▸ What the task asks: Find the lines holding the word "this" and collect them.

▸ Input:

......

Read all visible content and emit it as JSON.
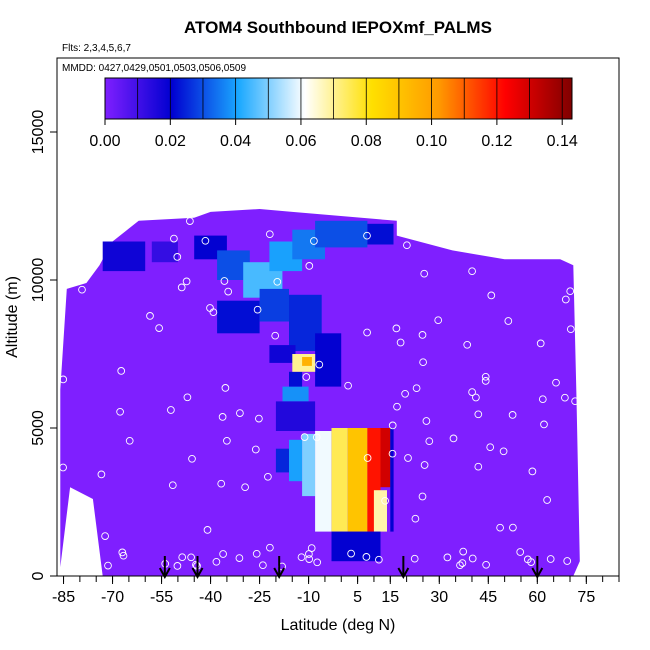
{
  "chart_data": {
    "type": "heatmap",
    "title": "ATOM4 Southbound IEPOXmf_PALMS",
    "subtitle_flights": "Flts: 2,3,4,5,6,7",
    "subtitle_dates": "MMDD: 0427,0429,0501,0503,0506,0509",
    "xlabel": "Latitude (deg N)",
    "ylabel": "Altitude (m)",
    "xlim": [
      -87,
      85
    ],
    "ylim": [
      0,
      17500
    ],
    "x_ticks": [
      -85,
      -70,
      -55,
      -40,
      -25,
      -10,
      5,
      15,
      30,
      45,
      60,
      75
    ],
    "y_ticks": [
      0,
      5000,
      10000,
      15000
    ],
    "colorbar": {
      "range": [
        0,
        0.143
      ],
      "ticks": [
        "0.00",
        "0.02",
        "0.04",
        "0.06",
        "0.08",
        "0.10",
        "0.12",
        "0.14"
      ],
      "tick_values": [
        0,
        0.02,
        0.04,
        0.06,
        0.08,
        0.1,
        0.12,
        0.14
      ],
      "colors": [
        "#7f1fff",
        "#0000d0",
        "#1aa8ff",
        "#ffffff",
        "#ffe000",
        "#ff9a00",
        "#ff0000",
        "#800000"
      ]
    },
    "arrows_latitude": [
      -54,
      -44,
      -19,
      19,
      60
    ],
    "background_value": 0.0,
    "regions": [
      {
        "lat": [
          -73,
          -60
        ],
        "alt": [
          10300,
          11300
        ],
        "value": 0.018
      },
      {
        "lat": [
          -58,
          -50
        ],
        "alt": [
          10600,
          11300
        ],
        "value": 0.012
      },
      {
        "lat": [
          -45,
          -35
        ],
        "alt": [
          10700,
          11500
        ],
        "value": 0.02
      },
      {
        "lat": [
          -38,
          -28
        ],
        "alt": [
          10000,
          11000
        ],
        "value": 0.03
      },
      {
        "lat": [
          -30,
          -18
        ],
        "alt": [
          9400,
          10600
        ],
        "value": 0.045
      },
      {
        "lat": [
          -22,
          -12
        ],
        "alt": [
          10300,
          11300
        ],
        "value": 0.04
      },
      {
        "lat": [
          -15,
          -5
        ],
        "alt": [
          10700,
          11700
        ],
        "value": 0.035
      },
      {
        "lat": [
          -8,
          8
        ],
        "alt": [
          11100,
          12000
        ],
        "value": 0.03
      },
      {
        "lat": [
          8,
          16
        ],
        "alt": [
          11200,
          11900
        ],
        "value": 0.022
      },
      {
        "lat": [
          -38,
          -25
        ],
        "alt": [
          8200,
          9300
        ],
        "value": 0.022
      },
      {
        "lat": [
          -25,
          -16
        ],
        "alt": [
          8600,
          9700
        ],
        "value": 0.028
      },
      {
        "lat": [
          -16,
          -6
        ],
        "alt": [
          7600,
          9500
        ],
        "value": 0.025
      },
      {
        "lat": [
          -8,
          0
        ],
        "alt": [
          6400,
          8200
        ],
        "value": 0.02
      },
      {
        "lat": [
          -22,
          -14
        ],
        "alt": [
          7200,
          7800
        ],
        "value": 0.018
      },
      {
        "lat": [
          -18,
          -10
        ],
        "alt": [
          5900,
          6400
        ],
        "value": 0.038
      },
      {
        "lat": [
          -16,
          -12
        ],
        "alt": [
          6400,
          6900
        ],
        "value": 0.022
      },
      {
        "lat": [
          -15,
          -8
        ],
        "alt": [
          6900,
          7500
        ],
        "value": 0.07
      },
      {
        "lat": [
          -12,
          -9
        ],
        "alt": [
          7100,
          7400
        ],
        "value": 0.095
      },
      {
        "lat": [
          -20,
          -8
        ],
        "alt": [
          4900,
          5900
        ],
        "value": 0.015
      },
      {
        "lat": [
          -20,
          -16
        ],
        "alt": [
          3500,
          4300
        ],
        "value": 0.025
      },
      {
        "lat": [
          -16,
          -12
        ],
        "alt": [
          3200,
          4600
        ],
        "value": 0.04
      },
      {
        "lat": [
          -12,
          -8
        ],
        "alt": [
          2700,
          4800
        ],
        "value": 0.05
      },
      {
        "lat": [
          -8,
          -3
        ],
        "alt": [
          1500,
          4900
        ],
        "value": 0.06
      },
      {
        "lat": [
          -3,
          2
        ],
        "alt": [
          1500,
          5000
        ],
        "value": 0.075
      },
      {
        "lat": [
          2,
          8
        ],
        "alt": [
          1500,
          5000
        ],
        "value": 0.09
      },
      {
        "lat": [
          8,
          12
        ],
        "alt": [
          1500,
          5000
        ],
        "value": 0.12
      },
      {
        "lat": [
          12,
          15
        ],
        "alt": [
          3000,
          5000
        ],
        "value": 0.13
      },
      {
        "lat": [
          10,
          14
        ],
        "alt": [
          1500,
          2900
        ],
        "value": 0.068
      },
      {
        "lat": [
          15,
          16
        ],
        "alt": [
          1500,
          5000
        ],
        "value": 0.02
      },
      {
        "lat": [
          -3,
          12
        ],
        "alt": [
          500,
          1500
        ],
        "value": 0.02
      }
    ]
  }
}
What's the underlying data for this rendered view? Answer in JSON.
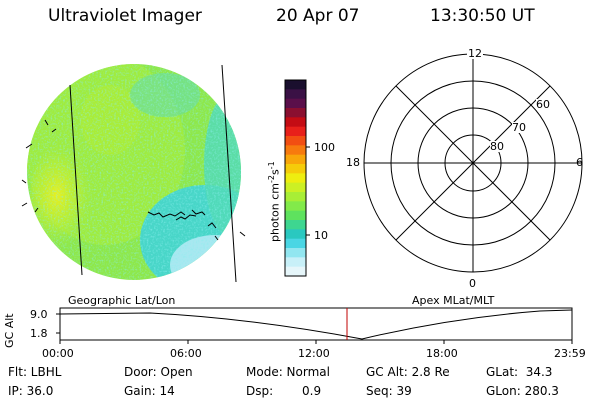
{
  "header": {
    "title": "Ultraviolet Imager",
    "date": "20 Apr 07",
    "time": "13:30:50 UT"
  },
  "colorbar": {
    "ticks": [
      "100",
      "10"
    ],
    "unit_label": "photon cm",
    "unit_exp1": "-2",
    "unit_s": "s",
    "unit_exp2": "-1",
    "colors": [
      "#1a0f2e",
      "#3a1145",
      "#5a0f4a",
      "#8a0f30",
      "#c40c14",
      "#e8201a",
      "#f24e12",
      "#f77a0e",
      "#f8a60a",
      "#f5cc0a",
      "#eeee10",
      "#ccf024",
      "#a8ee36",
      "#82ea4a",
      "#5ee25e",
      "#3ed690",
      "#2ac8c0",
      "#4ad6e4",
      "#92e6f0",
      "#c8f0f8",
      "#e6f6fa"
    ]
  },
  "left_panel": {
    "label": "Geographic Lat/Lon"
  },
  "right_panel": {
    "label": "Apex MLat/MLT",
    "mlt_labels": {
      "top": "12",
      "left": "18",
      "right": "6",
      "bottom": "0"
    },
    "mlat_labels": [
      "60",
      "70",
      "80"
    ]
  },
  "timeline": {
    "ylabel": "GC Alt",
    "y_ticks": [
      "9.0",
      "1.8"
    ],
    "x_ticks": [
      "00:00",
      "06:00",
      "12:00",
      "18:00",
      "23:59"
    ]
  },
  "info": {
    "flt": "Flt: LBHL",
    "ip": "IP: 36.0",
    "door": "Door: Open",
    "gain": "Gain: 14",
    "mode": "Mode: Normal",
    "dsp_label": "Dsp:",
    "dsp_value": "0.9",
    "gc_alt": "GC Alt: 2.8 Re",
    "seq": "Seq: 39",
    "glat": "GLat:  34.3",
    "glon": "GLon: 280.3"
  }
}
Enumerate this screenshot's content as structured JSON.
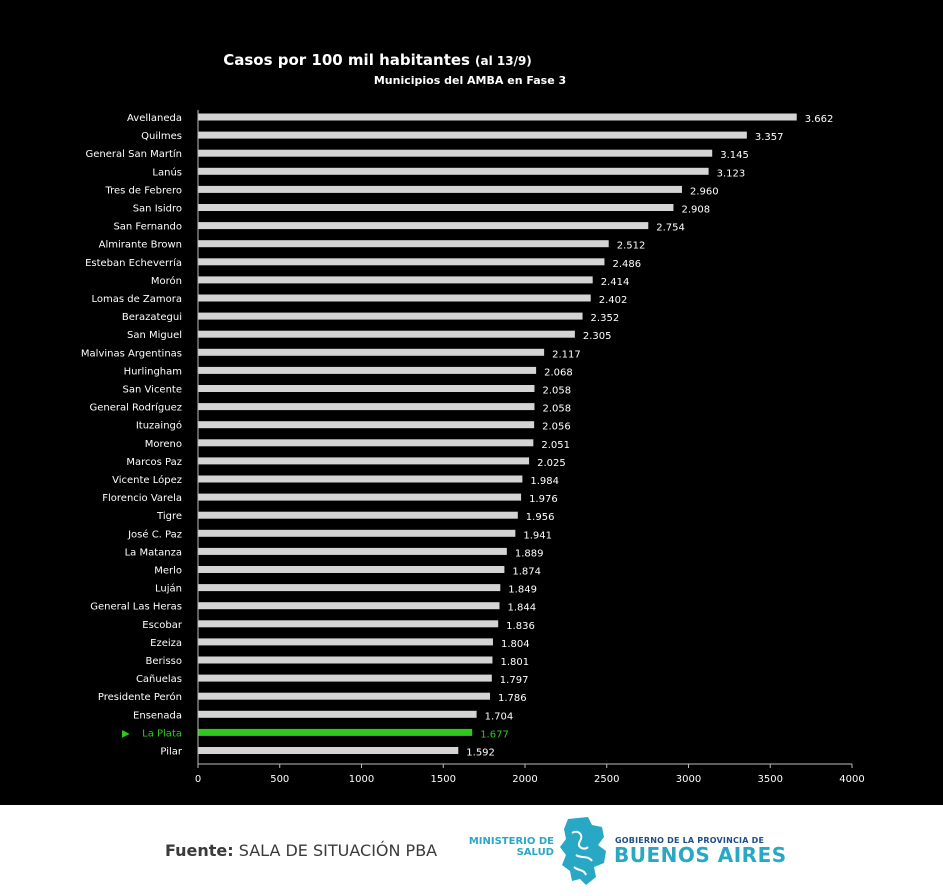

......

▸ Completed task:
What's the underlying data for this rendered view? Answer in JSON.
Enumerate this screenshot's content as structured JSON.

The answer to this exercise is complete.